* **THE PROBLEM**:
Return the count of lines that mention "Target", with no other words.

* **THE DATA**:
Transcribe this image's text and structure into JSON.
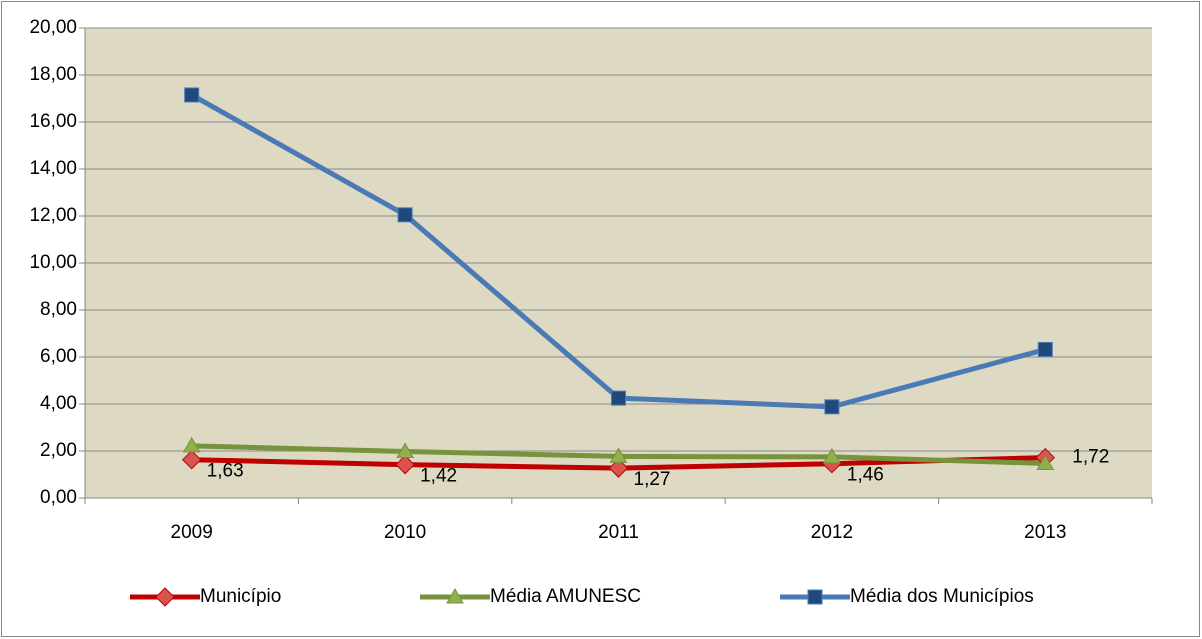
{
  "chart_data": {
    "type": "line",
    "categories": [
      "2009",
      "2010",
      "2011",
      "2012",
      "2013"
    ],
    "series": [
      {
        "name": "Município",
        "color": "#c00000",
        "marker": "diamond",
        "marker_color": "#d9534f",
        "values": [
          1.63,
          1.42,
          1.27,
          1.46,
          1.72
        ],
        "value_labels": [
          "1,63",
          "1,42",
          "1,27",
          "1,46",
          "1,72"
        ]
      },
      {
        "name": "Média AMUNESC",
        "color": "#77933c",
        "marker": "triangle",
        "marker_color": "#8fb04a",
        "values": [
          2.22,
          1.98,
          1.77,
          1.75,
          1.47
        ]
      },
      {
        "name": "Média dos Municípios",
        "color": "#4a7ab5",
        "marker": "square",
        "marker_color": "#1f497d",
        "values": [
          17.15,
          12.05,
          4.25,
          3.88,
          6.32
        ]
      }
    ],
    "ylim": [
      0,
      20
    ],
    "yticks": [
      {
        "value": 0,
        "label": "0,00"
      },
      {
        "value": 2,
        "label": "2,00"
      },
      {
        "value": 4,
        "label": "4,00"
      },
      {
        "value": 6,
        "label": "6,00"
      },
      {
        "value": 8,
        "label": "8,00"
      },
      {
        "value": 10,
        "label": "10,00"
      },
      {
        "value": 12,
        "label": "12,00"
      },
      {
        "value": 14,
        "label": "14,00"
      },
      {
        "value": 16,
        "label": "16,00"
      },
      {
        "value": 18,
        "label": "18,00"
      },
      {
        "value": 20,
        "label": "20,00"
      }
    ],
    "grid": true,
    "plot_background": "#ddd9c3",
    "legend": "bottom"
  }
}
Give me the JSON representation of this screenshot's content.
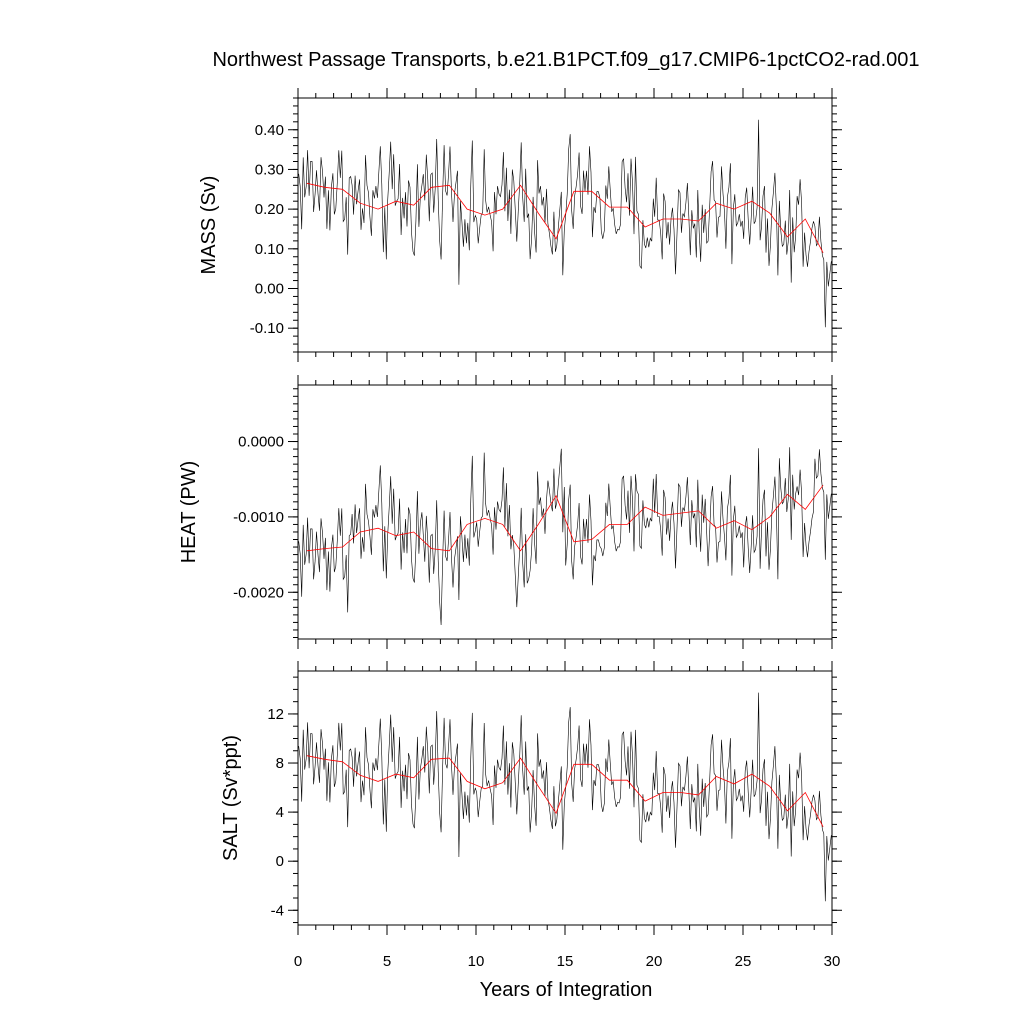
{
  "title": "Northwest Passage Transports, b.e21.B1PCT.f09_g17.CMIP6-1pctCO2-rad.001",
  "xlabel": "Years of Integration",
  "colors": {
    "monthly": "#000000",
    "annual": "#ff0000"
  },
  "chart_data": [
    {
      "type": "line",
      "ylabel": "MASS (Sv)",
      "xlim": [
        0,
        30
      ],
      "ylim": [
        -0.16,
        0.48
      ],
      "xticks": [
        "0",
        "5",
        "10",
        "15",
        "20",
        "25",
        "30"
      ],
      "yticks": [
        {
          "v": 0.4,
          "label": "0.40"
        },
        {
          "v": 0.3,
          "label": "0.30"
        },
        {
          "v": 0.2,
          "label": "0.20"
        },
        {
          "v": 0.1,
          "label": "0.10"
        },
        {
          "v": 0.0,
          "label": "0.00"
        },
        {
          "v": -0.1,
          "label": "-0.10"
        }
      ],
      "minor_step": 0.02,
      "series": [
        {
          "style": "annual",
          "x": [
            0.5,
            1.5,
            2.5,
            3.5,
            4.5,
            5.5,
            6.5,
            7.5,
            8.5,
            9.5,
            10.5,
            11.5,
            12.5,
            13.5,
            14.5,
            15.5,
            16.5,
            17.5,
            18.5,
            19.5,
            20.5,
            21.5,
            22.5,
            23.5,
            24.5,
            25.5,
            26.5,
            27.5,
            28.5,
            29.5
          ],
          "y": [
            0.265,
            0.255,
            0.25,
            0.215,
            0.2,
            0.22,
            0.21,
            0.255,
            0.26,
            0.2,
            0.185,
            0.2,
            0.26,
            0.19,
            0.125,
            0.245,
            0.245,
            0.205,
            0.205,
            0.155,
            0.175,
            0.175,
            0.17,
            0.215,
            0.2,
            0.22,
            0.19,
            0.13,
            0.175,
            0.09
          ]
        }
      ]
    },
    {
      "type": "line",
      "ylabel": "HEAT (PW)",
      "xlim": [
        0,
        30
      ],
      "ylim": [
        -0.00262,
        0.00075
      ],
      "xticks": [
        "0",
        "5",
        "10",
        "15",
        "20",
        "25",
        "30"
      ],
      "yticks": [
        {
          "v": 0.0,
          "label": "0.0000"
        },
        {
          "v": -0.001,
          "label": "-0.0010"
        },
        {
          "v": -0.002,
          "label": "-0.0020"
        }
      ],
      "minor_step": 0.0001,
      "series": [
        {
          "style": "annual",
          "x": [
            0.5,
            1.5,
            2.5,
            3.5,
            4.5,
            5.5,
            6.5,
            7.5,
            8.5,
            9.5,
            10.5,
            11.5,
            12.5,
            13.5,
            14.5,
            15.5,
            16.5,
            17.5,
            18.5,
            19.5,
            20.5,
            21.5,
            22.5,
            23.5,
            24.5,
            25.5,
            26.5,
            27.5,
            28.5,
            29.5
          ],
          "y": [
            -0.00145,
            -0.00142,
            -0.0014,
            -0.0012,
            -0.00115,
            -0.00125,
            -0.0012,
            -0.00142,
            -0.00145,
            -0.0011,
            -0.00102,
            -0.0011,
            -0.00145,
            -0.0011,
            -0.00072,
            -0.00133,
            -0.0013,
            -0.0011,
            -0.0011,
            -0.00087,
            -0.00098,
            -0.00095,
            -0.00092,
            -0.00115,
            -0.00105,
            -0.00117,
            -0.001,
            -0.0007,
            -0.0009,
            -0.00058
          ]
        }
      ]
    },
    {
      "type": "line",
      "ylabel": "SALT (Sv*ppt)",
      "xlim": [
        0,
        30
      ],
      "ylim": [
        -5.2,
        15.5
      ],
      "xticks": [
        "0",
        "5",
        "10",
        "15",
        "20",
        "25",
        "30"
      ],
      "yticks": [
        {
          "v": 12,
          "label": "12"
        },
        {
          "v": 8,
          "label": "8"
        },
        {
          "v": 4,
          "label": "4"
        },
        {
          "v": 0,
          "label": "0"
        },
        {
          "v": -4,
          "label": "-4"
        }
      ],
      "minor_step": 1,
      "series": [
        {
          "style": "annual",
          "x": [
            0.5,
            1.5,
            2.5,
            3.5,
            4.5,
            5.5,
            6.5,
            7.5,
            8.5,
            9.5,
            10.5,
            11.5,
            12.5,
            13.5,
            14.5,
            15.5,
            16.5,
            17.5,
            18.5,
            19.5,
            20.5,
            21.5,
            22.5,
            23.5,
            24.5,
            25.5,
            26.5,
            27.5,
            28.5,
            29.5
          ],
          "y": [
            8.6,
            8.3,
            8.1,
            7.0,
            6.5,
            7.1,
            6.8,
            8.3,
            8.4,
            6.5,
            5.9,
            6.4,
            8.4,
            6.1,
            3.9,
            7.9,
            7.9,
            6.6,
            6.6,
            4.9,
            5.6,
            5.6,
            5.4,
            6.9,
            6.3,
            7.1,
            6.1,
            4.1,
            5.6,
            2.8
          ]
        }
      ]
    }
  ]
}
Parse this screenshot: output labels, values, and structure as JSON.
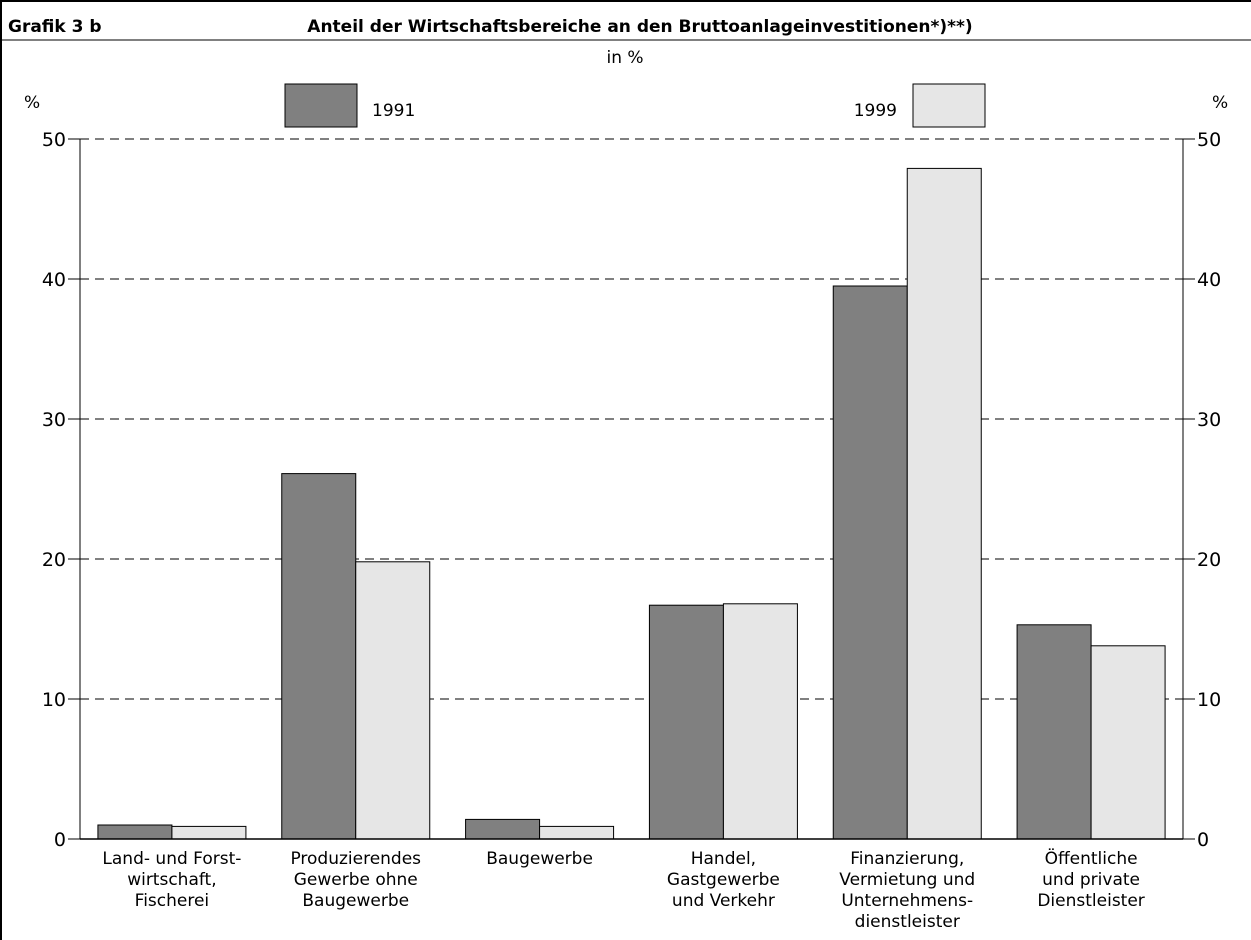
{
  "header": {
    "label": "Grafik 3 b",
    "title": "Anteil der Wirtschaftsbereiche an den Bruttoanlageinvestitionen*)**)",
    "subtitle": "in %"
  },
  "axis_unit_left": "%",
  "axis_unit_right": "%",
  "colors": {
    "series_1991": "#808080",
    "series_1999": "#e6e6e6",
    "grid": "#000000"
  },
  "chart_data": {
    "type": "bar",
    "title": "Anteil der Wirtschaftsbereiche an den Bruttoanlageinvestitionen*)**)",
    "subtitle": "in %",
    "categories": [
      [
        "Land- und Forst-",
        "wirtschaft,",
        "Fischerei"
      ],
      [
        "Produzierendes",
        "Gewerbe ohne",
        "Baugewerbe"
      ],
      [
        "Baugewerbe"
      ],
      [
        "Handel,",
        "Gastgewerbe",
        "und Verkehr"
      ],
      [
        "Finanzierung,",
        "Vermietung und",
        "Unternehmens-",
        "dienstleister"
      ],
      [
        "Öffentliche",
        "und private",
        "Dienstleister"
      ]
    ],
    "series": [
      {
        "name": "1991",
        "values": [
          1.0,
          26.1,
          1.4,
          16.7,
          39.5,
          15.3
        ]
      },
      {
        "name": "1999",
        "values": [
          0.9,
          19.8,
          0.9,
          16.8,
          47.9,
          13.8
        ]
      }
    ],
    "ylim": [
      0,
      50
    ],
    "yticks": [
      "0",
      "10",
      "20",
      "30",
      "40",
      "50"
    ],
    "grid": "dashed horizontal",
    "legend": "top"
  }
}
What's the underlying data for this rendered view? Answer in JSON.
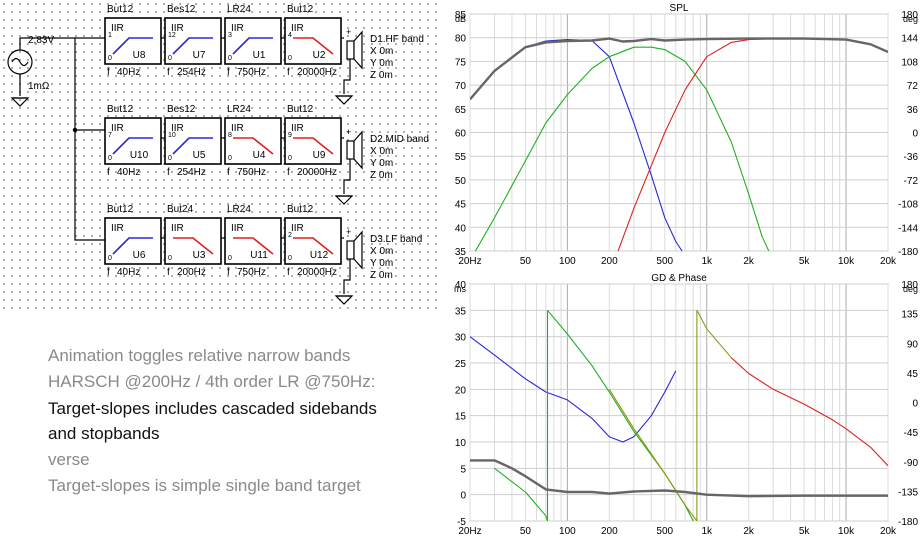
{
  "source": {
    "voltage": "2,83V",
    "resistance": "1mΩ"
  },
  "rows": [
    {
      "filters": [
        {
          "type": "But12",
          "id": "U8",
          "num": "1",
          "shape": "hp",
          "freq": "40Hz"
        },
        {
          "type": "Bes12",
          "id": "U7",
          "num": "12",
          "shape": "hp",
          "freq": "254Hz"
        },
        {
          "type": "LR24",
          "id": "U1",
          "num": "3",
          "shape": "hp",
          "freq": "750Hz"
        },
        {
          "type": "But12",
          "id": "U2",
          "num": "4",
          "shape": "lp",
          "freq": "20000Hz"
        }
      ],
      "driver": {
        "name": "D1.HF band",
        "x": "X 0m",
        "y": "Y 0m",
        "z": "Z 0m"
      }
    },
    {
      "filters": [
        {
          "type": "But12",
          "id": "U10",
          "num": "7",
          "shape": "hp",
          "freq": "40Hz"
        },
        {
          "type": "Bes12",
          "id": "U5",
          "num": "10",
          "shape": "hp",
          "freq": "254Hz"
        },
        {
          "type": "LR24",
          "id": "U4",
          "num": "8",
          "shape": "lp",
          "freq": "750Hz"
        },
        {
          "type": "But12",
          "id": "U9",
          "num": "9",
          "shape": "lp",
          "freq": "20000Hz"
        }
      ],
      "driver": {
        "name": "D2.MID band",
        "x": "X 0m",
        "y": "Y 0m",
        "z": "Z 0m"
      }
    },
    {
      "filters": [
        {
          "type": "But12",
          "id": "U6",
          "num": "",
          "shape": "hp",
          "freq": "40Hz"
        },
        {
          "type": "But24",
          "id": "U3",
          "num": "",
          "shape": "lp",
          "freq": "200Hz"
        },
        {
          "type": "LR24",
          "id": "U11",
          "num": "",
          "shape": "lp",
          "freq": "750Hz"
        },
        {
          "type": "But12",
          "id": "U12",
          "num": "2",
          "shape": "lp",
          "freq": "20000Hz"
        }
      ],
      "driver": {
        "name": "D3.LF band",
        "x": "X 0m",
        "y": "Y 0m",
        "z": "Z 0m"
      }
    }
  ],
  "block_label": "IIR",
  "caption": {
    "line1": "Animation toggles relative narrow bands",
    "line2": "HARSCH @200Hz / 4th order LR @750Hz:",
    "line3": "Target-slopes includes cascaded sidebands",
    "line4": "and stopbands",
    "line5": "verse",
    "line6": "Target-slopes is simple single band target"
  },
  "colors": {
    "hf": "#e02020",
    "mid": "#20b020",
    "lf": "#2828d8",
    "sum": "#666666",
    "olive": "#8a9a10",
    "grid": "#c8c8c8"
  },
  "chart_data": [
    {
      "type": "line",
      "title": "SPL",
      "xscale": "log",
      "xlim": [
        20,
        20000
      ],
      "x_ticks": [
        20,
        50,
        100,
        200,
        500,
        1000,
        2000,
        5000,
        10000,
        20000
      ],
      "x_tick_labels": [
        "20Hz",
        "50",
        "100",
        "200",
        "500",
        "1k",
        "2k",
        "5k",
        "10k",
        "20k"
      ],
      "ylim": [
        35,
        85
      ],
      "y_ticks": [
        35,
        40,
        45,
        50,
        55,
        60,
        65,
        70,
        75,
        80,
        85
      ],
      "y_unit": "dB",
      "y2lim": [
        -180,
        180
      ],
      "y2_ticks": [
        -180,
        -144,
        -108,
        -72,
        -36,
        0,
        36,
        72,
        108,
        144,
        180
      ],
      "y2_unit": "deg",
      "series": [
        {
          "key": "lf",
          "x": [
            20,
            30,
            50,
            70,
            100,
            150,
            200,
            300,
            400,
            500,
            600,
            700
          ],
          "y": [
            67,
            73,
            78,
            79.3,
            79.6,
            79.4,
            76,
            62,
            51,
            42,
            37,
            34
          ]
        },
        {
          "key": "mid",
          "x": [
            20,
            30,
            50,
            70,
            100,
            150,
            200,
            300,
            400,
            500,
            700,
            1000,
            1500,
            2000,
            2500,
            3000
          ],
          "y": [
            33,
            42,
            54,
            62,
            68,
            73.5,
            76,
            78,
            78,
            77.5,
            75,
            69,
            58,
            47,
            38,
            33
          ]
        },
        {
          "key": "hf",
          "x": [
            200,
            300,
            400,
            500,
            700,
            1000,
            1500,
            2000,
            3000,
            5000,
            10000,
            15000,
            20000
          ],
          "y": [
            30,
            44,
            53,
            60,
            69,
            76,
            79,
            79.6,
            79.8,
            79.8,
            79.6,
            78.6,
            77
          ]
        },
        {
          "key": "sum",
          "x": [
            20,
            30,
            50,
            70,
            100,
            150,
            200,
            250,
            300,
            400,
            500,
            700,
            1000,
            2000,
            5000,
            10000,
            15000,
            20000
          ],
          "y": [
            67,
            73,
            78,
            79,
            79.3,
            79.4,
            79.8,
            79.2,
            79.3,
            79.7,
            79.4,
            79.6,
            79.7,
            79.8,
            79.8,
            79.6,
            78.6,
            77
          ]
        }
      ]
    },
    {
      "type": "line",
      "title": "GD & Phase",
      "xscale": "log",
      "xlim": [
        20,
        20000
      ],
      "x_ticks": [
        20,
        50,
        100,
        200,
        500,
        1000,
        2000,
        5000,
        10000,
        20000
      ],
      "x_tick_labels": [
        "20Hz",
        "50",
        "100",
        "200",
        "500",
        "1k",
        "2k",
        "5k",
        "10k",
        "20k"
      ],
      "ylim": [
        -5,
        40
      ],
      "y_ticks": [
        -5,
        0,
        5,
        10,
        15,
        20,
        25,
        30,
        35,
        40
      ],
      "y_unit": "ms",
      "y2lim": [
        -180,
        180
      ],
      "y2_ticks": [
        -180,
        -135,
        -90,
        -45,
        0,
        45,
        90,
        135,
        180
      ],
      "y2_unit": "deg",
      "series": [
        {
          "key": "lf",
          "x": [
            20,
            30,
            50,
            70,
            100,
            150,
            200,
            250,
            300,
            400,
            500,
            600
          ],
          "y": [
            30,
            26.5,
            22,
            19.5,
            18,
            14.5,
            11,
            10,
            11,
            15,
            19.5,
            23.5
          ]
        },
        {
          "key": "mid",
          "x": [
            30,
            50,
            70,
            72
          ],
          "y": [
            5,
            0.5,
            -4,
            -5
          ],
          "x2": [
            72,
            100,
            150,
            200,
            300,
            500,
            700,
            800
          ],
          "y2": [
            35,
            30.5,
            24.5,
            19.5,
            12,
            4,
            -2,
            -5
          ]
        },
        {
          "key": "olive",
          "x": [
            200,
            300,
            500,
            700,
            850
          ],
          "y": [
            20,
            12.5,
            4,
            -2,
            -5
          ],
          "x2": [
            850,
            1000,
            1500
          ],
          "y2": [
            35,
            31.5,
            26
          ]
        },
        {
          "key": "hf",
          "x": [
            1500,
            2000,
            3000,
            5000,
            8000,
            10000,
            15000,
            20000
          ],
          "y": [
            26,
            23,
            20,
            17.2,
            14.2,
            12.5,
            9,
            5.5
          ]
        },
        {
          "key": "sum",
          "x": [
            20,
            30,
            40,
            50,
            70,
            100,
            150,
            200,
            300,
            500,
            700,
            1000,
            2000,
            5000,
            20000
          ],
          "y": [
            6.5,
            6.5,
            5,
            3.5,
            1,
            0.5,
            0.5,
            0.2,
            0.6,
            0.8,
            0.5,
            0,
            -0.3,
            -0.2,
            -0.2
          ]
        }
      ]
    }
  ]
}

* **REPLY TO THE EXERCISE**:
2